[Stored entries]
=-=-=-=-=
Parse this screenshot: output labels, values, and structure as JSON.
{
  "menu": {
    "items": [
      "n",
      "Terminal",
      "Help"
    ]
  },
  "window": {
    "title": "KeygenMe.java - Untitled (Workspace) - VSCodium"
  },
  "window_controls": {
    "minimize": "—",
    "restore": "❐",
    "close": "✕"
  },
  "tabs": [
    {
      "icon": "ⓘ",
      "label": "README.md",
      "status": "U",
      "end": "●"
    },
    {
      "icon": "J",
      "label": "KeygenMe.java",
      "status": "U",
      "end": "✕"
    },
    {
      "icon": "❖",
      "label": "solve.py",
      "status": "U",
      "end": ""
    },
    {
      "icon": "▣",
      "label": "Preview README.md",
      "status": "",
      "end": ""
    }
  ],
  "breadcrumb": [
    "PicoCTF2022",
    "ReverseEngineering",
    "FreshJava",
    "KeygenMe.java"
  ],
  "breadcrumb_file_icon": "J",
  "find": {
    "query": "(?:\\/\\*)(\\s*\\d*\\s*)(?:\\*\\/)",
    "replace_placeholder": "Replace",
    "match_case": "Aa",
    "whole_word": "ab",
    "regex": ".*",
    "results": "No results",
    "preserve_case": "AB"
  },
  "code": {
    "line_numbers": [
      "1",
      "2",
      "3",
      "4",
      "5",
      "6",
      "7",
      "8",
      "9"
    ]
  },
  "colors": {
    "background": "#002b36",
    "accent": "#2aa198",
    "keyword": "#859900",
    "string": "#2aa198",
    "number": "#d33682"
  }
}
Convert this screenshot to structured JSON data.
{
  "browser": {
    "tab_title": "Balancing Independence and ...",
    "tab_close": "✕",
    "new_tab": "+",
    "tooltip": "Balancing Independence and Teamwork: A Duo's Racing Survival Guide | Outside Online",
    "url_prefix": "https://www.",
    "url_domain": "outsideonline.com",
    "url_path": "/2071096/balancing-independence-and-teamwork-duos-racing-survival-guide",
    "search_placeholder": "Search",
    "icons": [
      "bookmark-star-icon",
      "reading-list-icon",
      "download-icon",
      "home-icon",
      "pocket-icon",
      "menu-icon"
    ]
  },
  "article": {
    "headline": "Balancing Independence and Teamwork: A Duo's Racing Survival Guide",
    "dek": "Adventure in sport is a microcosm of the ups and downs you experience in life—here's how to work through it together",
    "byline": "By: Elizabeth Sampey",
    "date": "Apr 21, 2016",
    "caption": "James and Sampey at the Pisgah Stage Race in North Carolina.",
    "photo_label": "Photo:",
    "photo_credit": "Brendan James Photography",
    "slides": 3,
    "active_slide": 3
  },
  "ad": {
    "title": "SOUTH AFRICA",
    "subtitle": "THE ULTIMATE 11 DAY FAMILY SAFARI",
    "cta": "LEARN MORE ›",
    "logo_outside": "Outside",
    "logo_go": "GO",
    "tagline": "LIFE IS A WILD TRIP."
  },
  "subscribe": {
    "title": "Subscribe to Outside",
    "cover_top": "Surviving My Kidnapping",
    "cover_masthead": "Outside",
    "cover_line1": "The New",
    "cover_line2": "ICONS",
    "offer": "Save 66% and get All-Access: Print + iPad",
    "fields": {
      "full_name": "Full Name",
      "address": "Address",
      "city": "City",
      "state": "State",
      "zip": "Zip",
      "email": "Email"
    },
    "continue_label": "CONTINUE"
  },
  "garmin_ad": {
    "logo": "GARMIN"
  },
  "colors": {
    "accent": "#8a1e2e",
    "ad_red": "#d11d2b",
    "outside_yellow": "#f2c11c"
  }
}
=-=-=-=-=
**WORK TO BE COMPLETED:**
Give the data again, exactly as it stands.

**OUTPUT FOR THIS TASK:**
Parse this screenshot: output labels, values, and structure as JSON.
{
  "menu": {
    "items": [
      "n",
      "Terminal",
      "Help"
    ]
  },
  "window": {
    "title": "KeygenMe.java - Untitled (Workspace) - VSCodium"
  },
  "window_controls": {
    "minimize": "—",
    "restore": "❐",
    "close": "✕"
  },
  "tabs": [
    {
      "icon": "ⓘ",
      "label": "README.md",
      "status": "U",
      "end": "●"
    },
    {
      "icon": "J",
      "label": "KeygenMe.java",
      "status": "U",
      "end": "✕"
    },
    {
      "icon": "❖",
      "label": "solve.py",
      "status": "U",
      "end": ""
    },
    {
      "icon": "▣",
      "label": "Preview README.md",
      "status": "",
      "end": ""
    }
  ],
  "breadcrumb": [
    "PicoCTF2022",
    "ReverseEngineering",
    "FreshJava",
    "KeygenMe.java"
  ],
  "breadcrumb_file_icon": "J",
  "find": {
    "query": "(?:\\/\\*)(\\s*\\d*\\s*)(?:\\*\\/)",
    "replace_placeholder": "Replace",
    "match_case": "Aa",
    "whole_word": "ab",
    "regex": ".*",
    "results": "No results",
    "preserve_case": "AB"
  },
  "code": {
    "line_numbers": [
      "1",
      "2",
      "3",
      "4",
      "5",
      "6",
      "7",
      "8",
      "9"
    ]
  },
  "colors": {
    "background": "#002b36",
    "accent": "#2aa198",
    "keyword": "#859900",
    "string": "#2aa198",
    "number": "#d33682"
  }
}
Convert this screenshot to structured JSON data.
{
  "browser": {
    "tab_title": "Balancing Independence and ...",
    "tab_close": "✕",
    "new_tab": "+",
    "tooltip": "Balancing Independence and Teamwork: A Duo's Racing Survival Guide | Outside Online",
    "url_prefix": "https://www.",
    "url_domain": "outsideonline.com",
    "url_path": "/2071096/balancing-independence-and-teamwork-duos-racing-survival-guide",
    "search_placeholder": "Search",
    "icons": [
      "bookmark-star-icon",
      "reading-list-icon",
      "download-icon",
      "home-icon",
      "pocket-icon",
      "menu-icon"
    ]
  },
  "article": {
    "headline": "Balancing Independence and Teamwork: A Duo's Racing Survival Guide",
    "dek": "Adventure in sport is a microcosm of the ups and downs you experience in life—here's how to work through it together",
    "byline": "By: Elizabeth Sampey",
    "date": "Apr 21, 2016",
    "caption": "James and Sampey at the Pisgah Stage Race in North Carolina.",
    "photo_label": "Photo:",
    "photo_credit": "Brendan James Photography",
    "slides": 3,
    "active_slide": 3
  },
  "ad": {
    "title": "SOUTH AFRICA",
    "subtitle": "THE ULTIMATE 11 DAY FAMILY SAFARI",
    "cta": "LEARN MORE ›",
    "logo_outside": "Outside",
    "logo_go": "GO",
    "tagline": "LIFE IS A WILD TRIP."
  },
  "subscribe": {
    "title": "Subscribe to Outside",
    "cover_top": "Surviving My Kidnapping",
    "cover_masthead": "Outside",
    "cover_line1": "The New",
    "cover_line2": "ICONS",
    "offer": "Save 66% and get All-Access: Print + iPad",
    "fields": {
      "full_name": "Full Name",
      "address": "Address",
      "city": "City",
      "state": "State",
      "zip": "Zip",
      "email": "Email"
    },
    "continue_label": "CONTINUE"
  },
  "garmin_ad": {
    "logo": "GARMIN"
  },
  "colors": {
    "accent": "#8a1e2e",
    "ad_red": "#d11d2b",
    "outside_yellow": "#f2c11c"
  }
}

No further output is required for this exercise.